--- Task material ---

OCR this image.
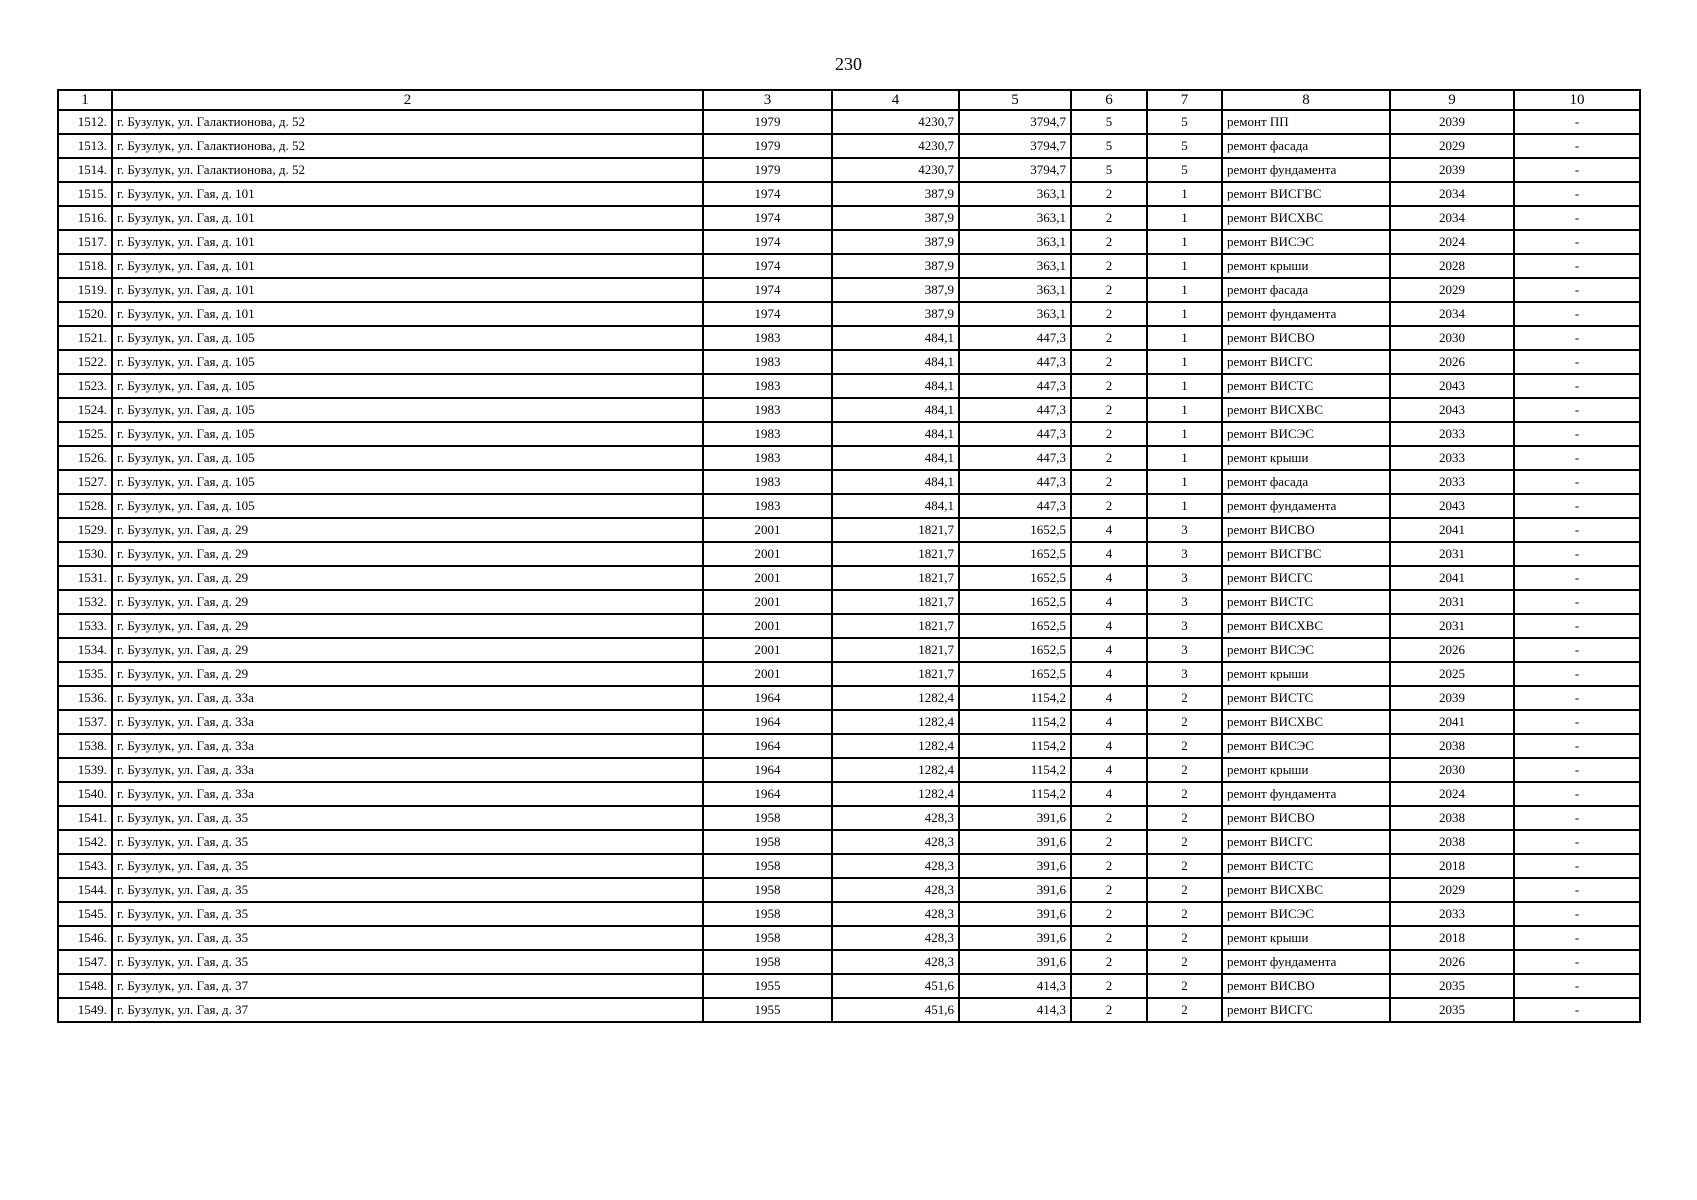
230
1	2	3	4	5	6	7	8	9	10
1512.	г. Бузулук, ул. Галактионова, д. 52	1979	4230,7	3794,7	5	5	ремонт ПП	2039	-
1513.	г. Бузулук, ул. Галактионова, д. 52	1979	4230,7	3794,7	5	5	ремонт фасада	2029	-
1514.	г. Бузулук, ул. Галактионова, д. 52	1979	4230,7	3794,7	5	5	ремонт фундамента	2039	-
1515.	г. Бузулук, ул. Гая, д. 101	1974	387,9	363,1	2	1	ремонт ВИСГВС	2034	-
1516.	г. Бузулук, ул. Гая, д. 101	1974	387,9	363,1	2	1	ремонт ВИСХВС	2034	-
1517.	г. Бузулук, ул. Гая, д. 101	1974	387,9	363,1	2	1	ремонт ВИСЭС	2024	-
1518.	г. Бузулук, ул. Гая, д. 101	1974	387,9	363,1	2	1	ремонт крыши	2028	-
1519.	г. Бузулук, ул. Гая, д. 101	1974	387,9	363,1	2	1	ремонт фасада	2029	-
1520.	г. Бузулук, ул. Гая, д. 101	1974	387,9	363,1	2	1	ремонт фундамента	2034	-
1521.	г. Бузулук, ул. Гая, д. 105	1983	484,1	447,3	2	1	ремонт ВИСВО	2030	-
1522.	г. Бузулук, ул. Гая, д. 105	1983	484,1	447,3	2	1	ремонт ВИСГС	2026	-
1523.	г. Бузулук, ул. Гая, д. 105	1983	484,1	447,3	2	1	ремонт ВИСТС	2043	-
1524.	г. Бузулук, ул. Гая, д. 105	1983	484,1	447,3	2	1	ремонт ВИСХВС	2043	-
1525.	г. Бузулук, ул. Гая, д. 105	1983	484,1	447,3	2	1	ремонт ВИСЭС	2033	-
1526.	г. Бузулук, ул. Гая, д. 105	1983	484,1	447,3	2	1	ремонт крыши	2033	-
1527.	г. Бузулук, ул. Гая, д. 105	1983	484,1	447,3	2	1	ремонт фасада	2033	-
1528.	г. Бузулук, ул. Гая, д. 105	1983	484,1	447,3	2	1	ремонт фундамента	2043	-
1529.	г. Бузулук, ул. Гая, д. 29	2001	1821,7	1652,5	4	3	ремонт ВИСВО	2041	-
1530.	г. Бузулук, ул. Гая, д. 29	2001	1821,7	1652,5	4	3	ремонт ВИСГВС	2031	-
1531.	г. Бузулук, ул. Гая, д. 29	2001	1821,7	1652,5	4	3	ремонт ВИСГС	2041	-
1532.	г. Бузулук, ул. Гая, д. 29	2001	1821,7	1652,5	4	3	ремонт ВИСТС	2031	-
1533.	г. Бузулук, ул. Гая, д. 29	2001	1821,7	1652,5	4	3	ремонт ВИСХВС	2031	-
1534.	г. Бузулук, ул. Гая, д. 29	2001	1821,7	1652,5	4	3	ремонт ВИСЭС	2026	-
1535.	г. Бузулук, ул. Гая, д. 29	2001	1821,7	1652,5	4	3	ремонт крыши	2025	-
1536.	г. Бузулук, ул. Гая, д. 33а	1964	1282,4	1154,2	4	2	ремонт ВИСТС	2039	-
1537.	г. Бузулук, ул. Гая, д. 33а	1964	1282,4	1154,2	4	2	ремонт ВИСХВС	2041	-
1538.	г. Бузулук, ул. Гая, д. 33а	1964	1282,4	1154,2	4	2	ремонт ВИСЭС	2038	-
1539.	г. Бузулук, ул. Гая, д. 33а	1964	1282,4	1154,2	4	2	ремонт крыши	2030	-
1540.	г. Бузулук, ул. Гая, д. 33а	1964	1282,4	1154,2	4	2	ремонт фундамента	2024	-
1541.	г. Бузулук, ул. Гая, д. 35	1958	428,3	391,6	2	2	ремонт ВИСВО	2038	-
1542.	г. Бузулук, ул. Гая, д. 35	1958	428,3	391,6	2	2	ремонт ВИСГС	2038	-
1543.	г. Бузулук, ул. Гая, д. 35	1958	428,3	391,6	2	2	ремонт ВИСТС	2018	-
1544.	г. Бузулук, ул. Гая, д. 35	1958	428,3	391,6	2	2	ремонт ВИСХВС	2029	-
1545.	г. Бузулук, ул. Гая, д. 35	1958	428,3	391,6	2	2	ремонт ВИСЭС	2033	-
1546.	г. Бузулук, ул. Гая, д. 35	1958	428,3	391,6	2	2	ремонт крыши	2018	-
1547.	г. Бузулук, ул. Гая, д. 35	1958	428,3	391,6	2	2	ремонт фундамента	2026	-
1548.	г. Бузулук, ул. Гая, д. 37	1955	451,6	414,3	2	2	ремонт ВИСВО	2035	-
1549.	г. Бузулук, ул. Гая, д. 37	1955	451,6	414,3	2	2	ремонт ВИСГС	2035	-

---

▸ Exercise description: List the lines of the records where "фасада" occurs.

▸ Solution for this task:
1513.	г. Бузулук, ул. Галактионова, д. 52	1979	4230,7	3794,7	5	5	ремонт фасада	2029	-
1519.	г. Бузулук, ул. Гая, д. 101	1974	387,9	363,1	2	1	ремонт фасада	2029	-
1527.	г. Бузулук, ул. Гая, д. 105	1983	484,1	447,3	2	1	ремонт фасада	2033	-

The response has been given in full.